Task to carry out: Without the images, output each record below as it stands.

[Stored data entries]
================

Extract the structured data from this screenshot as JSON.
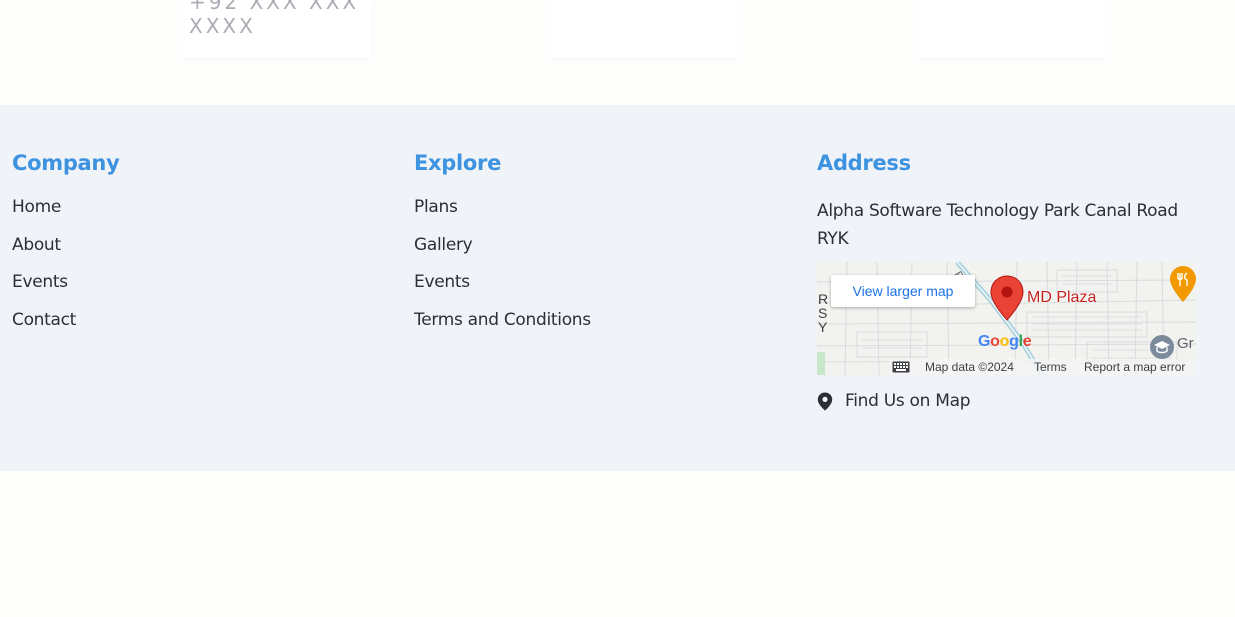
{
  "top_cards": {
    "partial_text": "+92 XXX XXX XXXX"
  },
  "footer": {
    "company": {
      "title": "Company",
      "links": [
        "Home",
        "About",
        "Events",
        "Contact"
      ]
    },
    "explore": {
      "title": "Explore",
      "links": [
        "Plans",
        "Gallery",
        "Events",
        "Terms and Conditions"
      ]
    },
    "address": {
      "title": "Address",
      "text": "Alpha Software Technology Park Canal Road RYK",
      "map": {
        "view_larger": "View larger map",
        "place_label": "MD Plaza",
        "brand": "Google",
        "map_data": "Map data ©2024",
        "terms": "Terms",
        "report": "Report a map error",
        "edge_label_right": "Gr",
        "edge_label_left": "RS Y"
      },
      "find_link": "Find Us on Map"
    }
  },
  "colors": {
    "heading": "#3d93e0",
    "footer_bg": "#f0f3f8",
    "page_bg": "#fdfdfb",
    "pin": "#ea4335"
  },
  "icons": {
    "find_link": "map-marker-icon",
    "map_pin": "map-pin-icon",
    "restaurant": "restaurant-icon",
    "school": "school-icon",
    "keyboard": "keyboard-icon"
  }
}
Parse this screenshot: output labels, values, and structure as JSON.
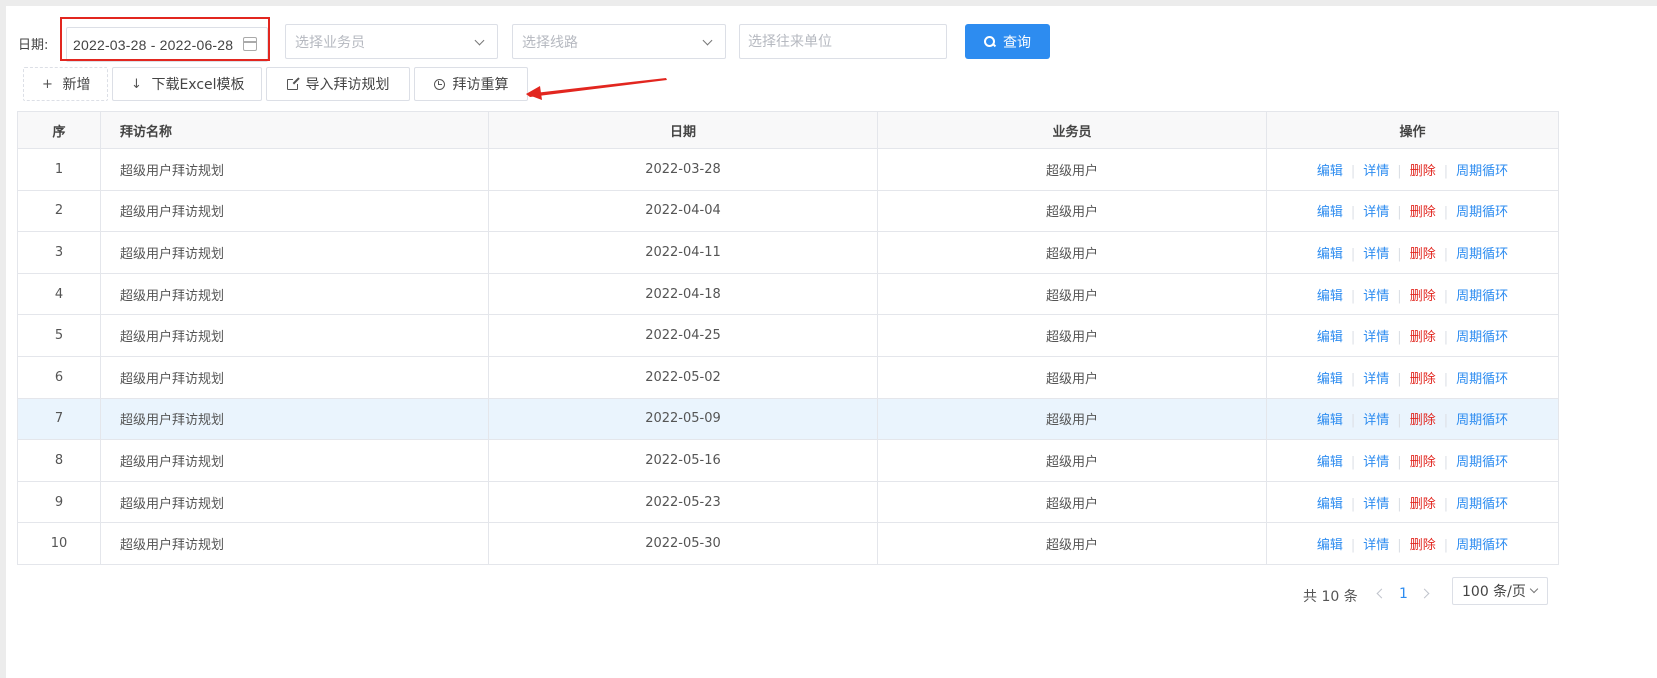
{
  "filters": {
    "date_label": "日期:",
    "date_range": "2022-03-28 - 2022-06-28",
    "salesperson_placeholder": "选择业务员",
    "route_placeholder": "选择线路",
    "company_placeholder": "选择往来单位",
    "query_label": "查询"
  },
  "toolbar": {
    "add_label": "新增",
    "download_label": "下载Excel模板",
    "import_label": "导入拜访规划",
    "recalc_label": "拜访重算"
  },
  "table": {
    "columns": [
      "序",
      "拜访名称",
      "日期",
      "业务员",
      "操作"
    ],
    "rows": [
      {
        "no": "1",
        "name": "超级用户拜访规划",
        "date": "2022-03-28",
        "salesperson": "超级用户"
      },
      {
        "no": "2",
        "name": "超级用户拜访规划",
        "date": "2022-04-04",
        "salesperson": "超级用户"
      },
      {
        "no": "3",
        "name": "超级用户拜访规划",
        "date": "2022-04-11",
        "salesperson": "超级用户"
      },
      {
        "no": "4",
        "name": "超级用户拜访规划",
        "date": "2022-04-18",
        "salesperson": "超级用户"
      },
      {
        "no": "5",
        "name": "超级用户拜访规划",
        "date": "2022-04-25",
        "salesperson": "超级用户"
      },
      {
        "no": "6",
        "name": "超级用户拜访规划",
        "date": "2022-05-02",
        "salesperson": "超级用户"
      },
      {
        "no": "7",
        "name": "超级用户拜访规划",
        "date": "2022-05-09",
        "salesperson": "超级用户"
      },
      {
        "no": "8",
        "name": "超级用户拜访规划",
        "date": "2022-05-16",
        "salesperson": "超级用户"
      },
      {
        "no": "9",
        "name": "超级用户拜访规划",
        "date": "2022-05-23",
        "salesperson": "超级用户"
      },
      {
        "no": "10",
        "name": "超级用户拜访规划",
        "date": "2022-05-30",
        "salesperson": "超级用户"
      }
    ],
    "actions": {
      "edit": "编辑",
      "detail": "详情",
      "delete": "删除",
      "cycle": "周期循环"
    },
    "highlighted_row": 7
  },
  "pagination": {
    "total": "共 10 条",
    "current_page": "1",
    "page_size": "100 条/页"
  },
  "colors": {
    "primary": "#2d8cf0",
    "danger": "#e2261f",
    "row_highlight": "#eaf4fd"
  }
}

================

Answer to this problem:
Extract the structured data from this screenshot as JSON.
{
  "top_cards": {
    "partial_text": "+92 XXX XXX XXXX"
  },
  "footer": {
    "company": {
      "title": "Company",
      "links": [
        "Home",
        "About",
        "Events",
        "Contact"
      ]
    },
    "explore": {
      "title": "Explore",
      "links": [
        "Plans",
        "Gallery",
        "Events",
        "Terms and Conditions"
      ]
    },
    "address": {
      "title": "Address",
      "text": "Alpha Software Technology Park Canal Road RYK",
      "map": {
        "view_larger": "View larger map",
        "place_label": "MD Plaza",
        "brand": "Google",
        "map_data": "Map data ©2024",
        "terms": "Terms",
        "report": "Report a map error",
        "edge_label_right": "Gr",
        "edge_label_left": "RS Y"
      },
      "find_link": "Find Us on Map"
    }
  },
  "colors": {
    "heading": "#3d93e0",
    "footer_bg": "#f0f3f8",
    "page_bg": "#fdfdfb",
    "pin": "#ea4335"
  },
  "icons": {
    "find_link": "map-marker-icon",
    "map_pin": "map-pin-icon",
    "restaurant": "restaurant-icon",
    "school": "school-icon",
    "keyboard": "keyboard-icon"
  }
}
Parse this screenshot: output labels, values, and structure as JSON.
{
  "filters": {
    "date_label": "日期:",
    "date_range": "2022-03-28 - 2022-06-28",
    "salesperson_placeholder": "选择业务员",
    "route_placeholder": "选择线路",
    "company_placeholder": "选择往来单位",
    "query_label": "查询"
  },
  "toolbar": {
    "add_label": "新增",
    "download_label": "下载Excel模板",
    "import_label": "导入拜访规划",
    "recalc_label": "拜访重算"
  },
  "table": {
    "columns": [
      "序",
      "拜访名称",
      "日期",
      "业务员",
      "操作"
    ],
    "rows": [
      {
        "no": "1",
        "name": "超级用户拜访规划",
        "date": "2022-03-28",
        "salesperson": "超级用户"
      },
      {
        "no": "2",
        "name": "超级用户拜访规划",
        "date": "2022-04-04",
        "salesperson": "超级用户"
      },
      {
        "no": "3",
        "name": "超级用户拜访规划",
        "date": "2022-04-11",
        "salesperson": "超级用户"
      },
      {
        "no": "4",
        "name": "超级用户拜访规划",
        "date": "2022-04-18",
        "salesperson": "超级用户"
      },
      {
        "no": "5",
        "name": "超级用户拜访规划",
        "date": "2022-04-25",
        "salesperson": "超级用户"
      },
      {
        "no": "6",
        "name": "超级用户拜访规划",
        "date": "2022-05-02",
        "salesperson": "超级用户"
      },
      {
        "no": "7",
        "name": "超级用户拜访规划",
        "date": "2022-05-09",
        "salesperson": "超级用户"
      },
      {
        "no": "8",
        "name": "超级用户拜访规划",
        "date": "2022-05-16",
        "salesperson": "超级用户"
      },
      {
        "no": "9",
        "name": "超级用户拜访规划",
        "date": "2022-05-23",
        "salesperson": "超级用户"
      },
      {
        "no": "10",
        "name": "超级用户拜访规划",
        "date": "2022-05-30",
        "salesperson": "超级用户"
      }
    ],
    "actions": {
      "edit": "编辑",
      "detail": "详情",
      "delete": "删除",
      "cycle": "周期循环"
    },
    "highlighted_row": 7
  },
  "pagination": {
    "total": "共 10 条",
    "current_page": "1",
    "page_size": "100 条/页"
  },
  "colors": {
    "primary": "#2d8cf0",
    "danger": "#e2261f",
    "row_highlight": "#eaf4fd"
  }
}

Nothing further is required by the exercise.